— Start of Provided material —
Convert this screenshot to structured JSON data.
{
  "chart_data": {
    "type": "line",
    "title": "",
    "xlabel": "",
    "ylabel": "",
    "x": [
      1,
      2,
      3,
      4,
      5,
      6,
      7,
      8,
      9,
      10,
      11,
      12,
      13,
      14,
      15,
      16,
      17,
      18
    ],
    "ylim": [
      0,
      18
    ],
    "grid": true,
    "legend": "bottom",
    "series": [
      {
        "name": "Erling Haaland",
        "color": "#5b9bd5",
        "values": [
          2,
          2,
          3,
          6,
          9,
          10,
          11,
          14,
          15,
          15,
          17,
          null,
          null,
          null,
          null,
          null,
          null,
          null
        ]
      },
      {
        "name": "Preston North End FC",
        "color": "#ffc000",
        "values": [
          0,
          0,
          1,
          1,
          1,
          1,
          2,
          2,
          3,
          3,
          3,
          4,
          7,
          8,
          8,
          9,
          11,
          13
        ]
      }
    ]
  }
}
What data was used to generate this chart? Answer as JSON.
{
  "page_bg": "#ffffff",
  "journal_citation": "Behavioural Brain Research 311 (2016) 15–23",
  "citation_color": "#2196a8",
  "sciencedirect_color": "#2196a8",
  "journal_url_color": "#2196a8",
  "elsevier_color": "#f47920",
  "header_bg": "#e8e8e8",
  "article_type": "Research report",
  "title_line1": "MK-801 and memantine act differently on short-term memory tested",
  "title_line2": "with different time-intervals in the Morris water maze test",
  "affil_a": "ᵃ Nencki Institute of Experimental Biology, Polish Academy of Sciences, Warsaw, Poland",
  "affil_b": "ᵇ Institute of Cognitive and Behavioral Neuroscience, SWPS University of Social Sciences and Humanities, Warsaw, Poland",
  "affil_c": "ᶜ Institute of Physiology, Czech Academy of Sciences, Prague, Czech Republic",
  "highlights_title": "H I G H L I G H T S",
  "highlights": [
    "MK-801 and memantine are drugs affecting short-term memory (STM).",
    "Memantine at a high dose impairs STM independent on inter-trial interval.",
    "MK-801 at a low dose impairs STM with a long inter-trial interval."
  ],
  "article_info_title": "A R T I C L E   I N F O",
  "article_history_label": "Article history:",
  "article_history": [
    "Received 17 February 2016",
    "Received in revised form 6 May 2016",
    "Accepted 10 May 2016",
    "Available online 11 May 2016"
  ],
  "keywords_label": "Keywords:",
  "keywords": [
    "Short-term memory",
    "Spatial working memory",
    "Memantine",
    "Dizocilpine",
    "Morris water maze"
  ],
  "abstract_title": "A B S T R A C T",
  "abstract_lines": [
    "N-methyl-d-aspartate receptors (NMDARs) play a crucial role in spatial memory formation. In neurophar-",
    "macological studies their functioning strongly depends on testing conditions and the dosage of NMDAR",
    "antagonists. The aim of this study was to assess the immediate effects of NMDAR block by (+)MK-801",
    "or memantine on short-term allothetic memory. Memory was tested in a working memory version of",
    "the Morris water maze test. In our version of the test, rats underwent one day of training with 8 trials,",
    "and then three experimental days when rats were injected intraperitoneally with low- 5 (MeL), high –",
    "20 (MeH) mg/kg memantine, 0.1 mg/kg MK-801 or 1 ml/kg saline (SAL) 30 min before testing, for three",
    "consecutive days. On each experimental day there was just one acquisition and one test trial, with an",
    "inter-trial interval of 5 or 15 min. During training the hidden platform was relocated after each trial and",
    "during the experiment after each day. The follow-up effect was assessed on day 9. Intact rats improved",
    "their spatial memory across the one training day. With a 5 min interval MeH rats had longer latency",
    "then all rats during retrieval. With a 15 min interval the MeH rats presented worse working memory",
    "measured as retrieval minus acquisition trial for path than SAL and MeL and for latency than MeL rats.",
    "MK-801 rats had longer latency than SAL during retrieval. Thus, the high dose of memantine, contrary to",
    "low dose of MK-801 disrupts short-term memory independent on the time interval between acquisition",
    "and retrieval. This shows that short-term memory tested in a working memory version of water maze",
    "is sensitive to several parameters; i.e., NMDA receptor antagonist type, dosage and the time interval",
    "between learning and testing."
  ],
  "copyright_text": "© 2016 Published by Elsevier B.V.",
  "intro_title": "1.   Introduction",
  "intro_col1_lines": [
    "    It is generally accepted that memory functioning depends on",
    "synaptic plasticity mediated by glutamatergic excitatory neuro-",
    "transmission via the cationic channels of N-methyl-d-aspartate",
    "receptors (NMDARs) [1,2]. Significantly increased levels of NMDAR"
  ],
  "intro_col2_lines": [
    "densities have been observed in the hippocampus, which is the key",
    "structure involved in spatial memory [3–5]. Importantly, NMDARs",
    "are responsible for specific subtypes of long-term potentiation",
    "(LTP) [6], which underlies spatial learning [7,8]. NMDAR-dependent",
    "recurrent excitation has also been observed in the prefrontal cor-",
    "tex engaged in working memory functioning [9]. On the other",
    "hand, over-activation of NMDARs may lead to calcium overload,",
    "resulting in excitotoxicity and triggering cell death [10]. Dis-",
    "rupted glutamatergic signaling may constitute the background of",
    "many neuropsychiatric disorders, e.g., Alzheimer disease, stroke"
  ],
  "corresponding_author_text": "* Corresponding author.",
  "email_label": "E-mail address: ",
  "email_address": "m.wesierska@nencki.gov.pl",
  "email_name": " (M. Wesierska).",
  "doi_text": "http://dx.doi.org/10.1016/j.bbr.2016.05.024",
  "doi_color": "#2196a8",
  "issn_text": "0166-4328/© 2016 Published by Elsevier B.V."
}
— End of Provided material —
Aim:
Copy every record exactly, with nothing added or dropped.

Answer to this exercise:
Convert this screenshot to structured JSON data.
{
  "chart_data": {
    "type": "line",
    "title": "",
    "xlabel": "",
    "ylabel": "",
    "x": [
      1,
      2,
      3,
      4,
      5,
      6,
      7,
      8,
      9,
      10,
      11,
      12,
      13,
      14,
      15,
      16,
      17,
      18
    ],
    "ylim": [
      0,
      18
    ],
    "grid": true,
    "legend": "bottom",
    "series": [
      {
        "name": "Erling Haaland",
        "color": "#5b9bd5",
        "values": [
          2,
          2,
          3,
          6,
          9,
          10,
          11,
          14,
          15,
          15,
          17,
          null,
          null,
          null,
          null,
          null,
          null,
          null
        ]
      },
      {
        "name": "Preston North End FC",
        "color": "#ffc000",
        "values": [
          0,
          0,
          1,
          1,
          1,
          1,
          2,
          2,
          3,
          3,
          3,
          4,
          7,
          8,
          8,
          9,
          11,
          13
        ]
      }
    ]
  }
}
What data was used to generate this chart? Answer as JSON.
{
  "page_bg": "#ffffff",
  "journal_citation": "Behavioural Brain Research 311 (2016) 15–23",
  "citation_color": "#2196a8",
  "sciencedirect_color": "#2196a8",
  "journal_url_color": "#2196a8",
  "elsevier_color": "#f47920",
  "header_bg": "#e8e8e8",
  "article_type": "Research report",
  "title_line1": "MK-801 and memantine act differently on short-term memory tested",
  "title_line2": "with different time-intervals in the Morris water maze test",
  "affil_a": "ᵃ Nencki Institute of Experimental Biology, Polish Academy of Sciences, Warsaw, Poland",
  "affil_b": "ᵇ Institute of Cognitive and Behavioral Neuroscience, SWPS University of Social Sciences and Humanities, Warsaw, Poland",
  "affil_c": "ᶜ Institute of Physiology, Czech Academy of Sciences, Prague, Czech Republic",
  "highlights_title": "H I G H L I G H T S",
  "highlights": [
    "MK-801 and memantine are drugs affecting short-term memory (STM).",
    "Memantine at a high dose impairs STM independent on inter-trial interval.",
    "MK-801 at a low dose impairs STM with a long inter-trial interval."
  ],
  "article_info_title": "A R T I C L E   I N F O",
  "article_history_label": "Article history:",
  "article_history": [
    "Received 17 February 2016",
    "Received in revised form 6 May 2016",
    "Accepted 10 May 2016",
    "Available online 11 May 2016"
  ],
  "keywords_label": "Keywords:",
  "keywords": [
    "Short-term memory",
    "Spatial working memory",
    "Memantine",
    "Dizocilpine",
    "Morris water maze"
  ],
  "abstract_title": "A B S T R A C T",
  "abstract_lines": [
    "N-methyl-d-aspartate receptors (NMDARs) play a crucial role in spatial memory formation. In neurophar-",
    "macological studies their functioning strongly depends on testing conditions and the dosage of NMDAR",
    "antagonists. The aim of this study was to assess the immediate effects of NMDAR block by (+)MK-801",
    "or memantine on short-term allothetic memory. Memory was tested in a working memory version of",
    "the Morris water maze test. In our version of the test, rats underwent one day of training with 8 trials,",
    "and then three experimental days when rats were injected intraperitoneally with low- 5 (MeL), high –",
    "20 (MeH) mg/kg memantine, 0.1 mg/kg MK-801 or 1 ml/kg saline (SAL) 30 min before testing, for three",
    "consecutive days. On each experimental day there was just one acquisition and one test trial, with an",
    "inter-trial interval of 5 or 15 min. During training the hidden platform was relocated after each trial and",
    "during the experiment after each day. The follow-up effect was assessed on day 9. Intact rats improved",
    "their spatial memory across the one training day. With a 5 min interval MeH rats had longer latency",
    "then all rats during retrieval. With a 15 min interval the MeH rats presented worse working memory",
    "measured as retrieval minus acquisition trial for path than SAL and MeL and for latency than MeL rats.",
    "MK-801 rats had longer latency than SAL during retrieval. Thus, the high dose of memantine, contrary to",
    "low dose of MK-801 disrupts short-term memory independent on the time interval between acquisition",
    "and retrieval. This shows that short-term memory tested in a working memory version of water maze",
    "is sensitive to several parameters; i.e., NMDA receptor antagonist type, dosage and the time interval",
    "between learning and testing."
  ],
  "copyright_text": "© 2016 Published by Elsevier B.V.",
  "intro_title": "1.   Introduction",
  "intro_col1_lines": [
    "    It is generally accepted that memory functioning depends on",
    "synaptic plasticity mediated by glutamatergic excitatory neuro-",
    "transmission via the cationic channels of N-methyl-d-aspartate",
    "receptors (NMDARs) [1,2]. Significantly increased levels of NMDAR"
  ],
  "intro_col2_lines": [
    "densities have been observed in the hippocampus, which is the key",
    "structure involved in spatial memory [3–5]. Importantly, NMDARs",
    "are responsible for specific subtypes of long-term potentiation",
    "(LTP) [6], which underlies spatial learning [7,8]. NMDAR-dependent",
    "recurrent excitation has also been observed in the prefrontal cor-",
    "tex engaged in working memory functioning [9]. On the other",
    "hand, over-activation of NMDARs may lead to calcium overload,",
    "resulting in excitotoxicity and triggering cell death [10]. Dis-",
    "rupted glutamatergic signaling may constitute the background of",
    "many neuropsychiatric disorders, e.g., Alzheimer disease, stroke"
  ],
  "corresponding_author_text": "* Corresponding author.",
  "email_label": "E-mail address: ",
  "email_address": "m.wesierska@nencki.gov.pl",
  "email_name": " (M. Wesierska).",
  "doi_text": "http://dx.doi.org/10.1016/j.bbr.2016.05.024",
  "doi_color": "#2196a8",
  "issn_text": "0166-4328/© 2016 Published by Elsevier B.V."
}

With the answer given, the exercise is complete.